__Prompt__
Keep only the lines of the data below that contain "administration", and copy them.

__Records shown__
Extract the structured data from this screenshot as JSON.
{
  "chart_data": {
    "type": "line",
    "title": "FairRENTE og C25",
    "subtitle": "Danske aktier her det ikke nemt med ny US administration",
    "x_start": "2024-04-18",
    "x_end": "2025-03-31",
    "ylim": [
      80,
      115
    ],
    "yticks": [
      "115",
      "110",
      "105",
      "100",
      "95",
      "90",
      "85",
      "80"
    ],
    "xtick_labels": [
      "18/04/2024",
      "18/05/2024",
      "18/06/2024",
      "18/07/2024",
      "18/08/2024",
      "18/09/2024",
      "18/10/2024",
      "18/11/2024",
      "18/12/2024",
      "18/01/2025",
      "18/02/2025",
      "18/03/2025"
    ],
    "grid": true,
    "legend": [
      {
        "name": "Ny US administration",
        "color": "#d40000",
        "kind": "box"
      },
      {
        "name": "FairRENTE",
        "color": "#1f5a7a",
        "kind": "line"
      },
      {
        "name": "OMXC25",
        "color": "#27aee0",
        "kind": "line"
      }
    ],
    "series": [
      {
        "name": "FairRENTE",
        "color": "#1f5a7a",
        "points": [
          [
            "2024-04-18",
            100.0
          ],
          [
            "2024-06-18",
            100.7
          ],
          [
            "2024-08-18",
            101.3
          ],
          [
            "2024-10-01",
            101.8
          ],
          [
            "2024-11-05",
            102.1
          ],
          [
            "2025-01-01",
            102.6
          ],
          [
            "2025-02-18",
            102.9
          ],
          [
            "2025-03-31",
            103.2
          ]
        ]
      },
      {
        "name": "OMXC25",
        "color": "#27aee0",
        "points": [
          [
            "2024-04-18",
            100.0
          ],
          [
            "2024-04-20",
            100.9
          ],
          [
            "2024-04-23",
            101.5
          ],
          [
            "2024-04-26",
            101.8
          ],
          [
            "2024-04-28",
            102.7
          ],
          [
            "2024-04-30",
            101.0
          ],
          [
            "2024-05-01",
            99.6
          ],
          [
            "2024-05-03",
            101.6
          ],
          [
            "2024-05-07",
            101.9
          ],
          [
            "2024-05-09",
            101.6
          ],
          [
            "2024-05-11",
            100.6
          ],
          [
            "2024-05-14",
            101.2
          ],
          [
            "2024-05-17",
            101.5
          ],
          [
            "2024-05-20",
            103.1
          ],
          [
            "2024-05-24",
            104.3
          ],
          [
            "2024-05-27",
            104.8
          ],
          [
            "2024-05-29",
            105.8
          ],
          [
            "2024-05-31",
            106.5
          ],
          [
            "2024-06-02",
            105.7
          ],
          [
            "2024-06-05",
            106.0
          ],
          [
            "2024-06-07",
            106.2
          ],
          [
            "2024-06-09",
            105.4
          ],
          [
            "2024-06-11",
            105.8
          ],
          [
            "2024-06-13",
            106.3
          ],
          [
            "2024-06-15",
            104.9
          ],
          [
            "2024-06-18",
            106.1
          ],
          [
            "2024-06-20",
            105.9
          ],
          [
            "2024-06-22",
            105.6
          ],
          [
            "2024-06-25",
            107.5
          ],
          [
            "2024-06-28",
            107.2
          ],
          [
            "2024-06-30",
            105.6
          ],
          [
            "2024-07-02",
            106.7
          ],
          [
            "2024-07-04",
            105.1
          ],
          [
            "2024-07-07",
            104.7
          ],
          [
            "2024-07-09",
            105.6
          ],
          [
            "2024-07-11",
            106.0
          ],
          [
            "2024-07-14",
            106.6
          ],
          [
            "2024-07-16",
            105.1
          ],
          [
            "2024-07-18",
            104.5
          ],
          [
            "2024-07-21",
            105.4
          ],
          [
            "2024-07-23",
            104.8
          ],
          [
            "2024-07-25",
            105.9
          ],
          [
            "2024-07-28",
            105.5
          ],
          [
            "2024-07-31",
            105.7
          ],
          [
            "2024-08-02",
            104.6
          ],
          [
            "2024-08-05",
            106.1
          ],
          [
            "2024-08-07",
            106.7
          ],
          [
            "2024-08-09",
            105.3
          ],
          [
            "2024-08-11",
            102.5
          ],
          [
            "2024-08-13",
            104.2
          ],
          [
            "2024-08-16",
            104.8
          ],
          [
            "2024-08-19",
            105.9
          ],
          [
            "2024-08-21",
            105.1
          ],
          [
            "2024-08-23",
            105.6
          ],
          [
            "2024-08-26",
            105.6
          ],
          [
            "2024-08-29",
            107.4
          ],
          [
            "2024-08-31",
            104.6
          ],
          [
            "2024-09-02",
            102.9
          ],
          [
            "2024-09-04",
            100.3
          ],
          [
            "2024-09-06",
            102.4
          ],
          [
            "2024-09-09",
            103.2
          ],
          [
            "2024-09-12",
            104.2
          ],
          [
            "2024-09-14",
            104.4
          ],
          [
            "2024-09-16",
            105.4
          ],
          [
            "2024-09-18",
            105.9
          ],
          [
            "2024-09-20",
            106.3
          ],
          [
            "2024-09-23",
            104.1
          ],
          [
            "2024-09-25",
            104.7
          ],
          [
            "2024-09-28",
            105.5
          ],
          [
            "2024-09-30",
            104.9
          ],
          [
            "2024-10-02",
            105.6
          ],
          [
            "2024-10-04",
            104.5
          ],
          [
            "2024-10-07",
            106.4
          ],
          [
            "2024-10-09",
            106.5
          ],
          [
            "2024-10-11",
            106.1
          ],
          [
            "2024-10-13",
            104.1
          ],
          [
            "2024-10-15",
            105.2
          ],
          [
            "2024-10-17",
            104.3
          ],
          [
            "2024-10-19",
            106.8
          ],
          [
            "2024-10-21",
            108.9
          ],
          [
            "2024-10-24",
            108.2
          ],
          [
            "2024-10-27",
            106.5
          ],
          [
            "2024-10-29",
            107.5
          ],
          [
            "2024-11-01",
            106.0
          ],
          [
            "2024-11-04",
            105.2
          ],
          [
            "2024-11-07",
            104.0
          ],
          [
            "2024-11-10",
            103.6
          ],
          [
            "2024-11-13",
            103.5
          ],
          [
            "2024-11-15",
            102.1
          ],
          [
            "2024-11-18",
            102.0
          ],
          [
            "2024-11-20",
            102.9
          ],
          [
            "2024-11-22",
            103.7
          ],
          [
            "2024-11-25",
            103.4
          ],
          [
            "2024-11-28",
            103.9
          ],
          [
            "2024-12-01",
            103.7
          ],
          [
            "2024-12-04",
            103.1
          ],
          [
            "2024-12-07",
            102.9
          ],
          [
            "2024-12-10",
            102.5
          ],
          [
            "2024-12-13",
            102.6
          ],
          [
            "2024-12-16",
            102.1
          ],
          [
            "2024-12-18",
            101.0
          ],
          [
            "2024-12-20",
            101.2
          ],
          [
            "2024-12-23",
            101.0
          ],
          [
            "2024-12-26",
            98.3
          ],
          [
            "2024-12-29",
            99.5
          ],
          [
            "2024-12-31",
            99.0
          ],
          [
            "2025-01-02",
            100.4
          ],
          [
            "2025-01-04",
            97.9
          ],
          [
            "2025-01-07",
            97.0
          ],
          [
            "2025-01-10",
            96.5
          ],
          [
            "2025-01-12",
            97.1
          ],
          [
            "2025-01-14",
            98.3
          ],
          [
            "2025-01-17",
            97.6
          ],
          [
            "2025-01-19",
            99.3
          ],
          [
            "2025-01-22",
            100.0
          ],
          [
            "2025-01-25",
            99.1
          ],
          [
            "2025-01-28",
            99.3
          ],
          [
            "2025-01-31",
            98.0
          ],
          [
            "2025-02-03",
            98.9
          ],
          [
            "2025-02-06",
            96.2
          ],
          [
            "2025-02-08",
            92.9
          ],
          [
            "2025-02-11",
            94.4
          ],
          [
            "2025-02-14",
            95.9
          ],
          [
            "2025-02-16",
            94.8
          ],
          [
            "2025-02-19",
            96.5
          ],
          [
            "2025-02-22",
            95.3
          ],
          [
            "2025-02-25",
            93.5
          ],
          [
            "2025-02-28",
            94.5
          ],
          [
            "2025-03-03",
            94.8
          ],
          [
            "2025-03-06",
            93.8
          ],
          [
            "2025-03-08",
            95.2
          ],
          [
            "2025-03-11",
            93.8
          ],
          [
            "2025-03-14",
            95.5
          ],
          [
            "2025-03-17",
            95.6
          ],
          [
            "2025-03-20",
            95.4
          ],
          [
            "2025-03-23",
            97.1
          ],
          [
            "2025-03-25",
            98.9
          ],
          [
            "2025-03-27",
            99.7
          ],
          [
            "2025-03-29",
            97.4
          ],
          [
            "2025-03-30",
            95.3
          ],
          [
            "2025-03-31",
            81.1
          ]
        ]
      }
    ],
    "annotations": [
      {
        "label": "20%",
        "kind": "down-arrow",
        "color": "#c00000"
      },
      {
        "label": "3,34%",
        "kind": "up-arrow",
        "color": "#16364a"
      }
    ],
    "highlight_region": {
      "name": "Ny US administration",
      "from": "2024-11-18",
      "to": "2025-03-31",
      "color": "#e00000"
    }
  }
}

__Answer below__
    "subtitle": "Danske aktier her det ikke nemt med ny US administration",
        "name": "Ny US administration",
      "name": "Ny US administration",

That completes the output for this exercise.